- Exercise tasks
1. According to the excerpt on blockchain and BIM in construction, why is Lidar expected to be an integral step in Arcartera's future development?
2. Reproduce the passage of the excerpt on blockchain and BIM in construction that begins at the words "If the contractor" and ends after the words "stamped and recorded.".

***** Page excerpt

If the contractor finds a clash or an error, he can send a change order or RFI, and it would be Interdependent between Structural Engineering and Construction Management -securely time stamped and recorded.
The granular work progress can be tracked on the model with or without reality capture technologies. The inspection process can be done by manual inspection or automatically through reality capture technologies such as 3D laser scanning or Lidar.
The use of Lidar in particular promises to be an integral step in Arcartera’s future development due to its vast availablity on recent smart-phones.
The end result would be a streamlined contract administration and better project governance.
The Integration of blockchain and BIM or Building Maintenance System (BMS) provides a reliable integrated system which can provide the complete history of the project.
It’s possible to trace every detail of the building to its source, including materials and contractors involved.

**********
***** Given data

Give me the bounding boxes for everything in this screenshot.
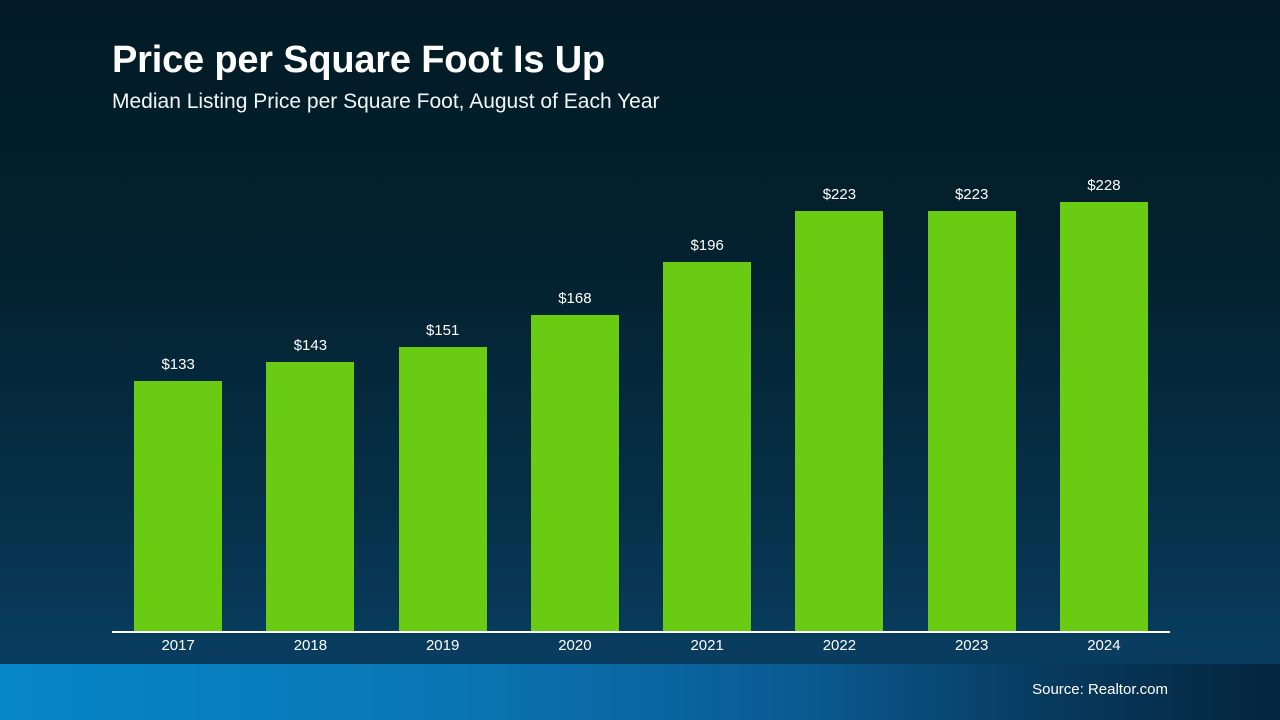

**********

- Answers to each task
1. It is widely available on recent smartphones.

2.
If the contractor finds a clash or an error, he can send a change order or RFI, and it would be Interdependent between Structural Engineering and Construction Management -securely time stamped and recorded.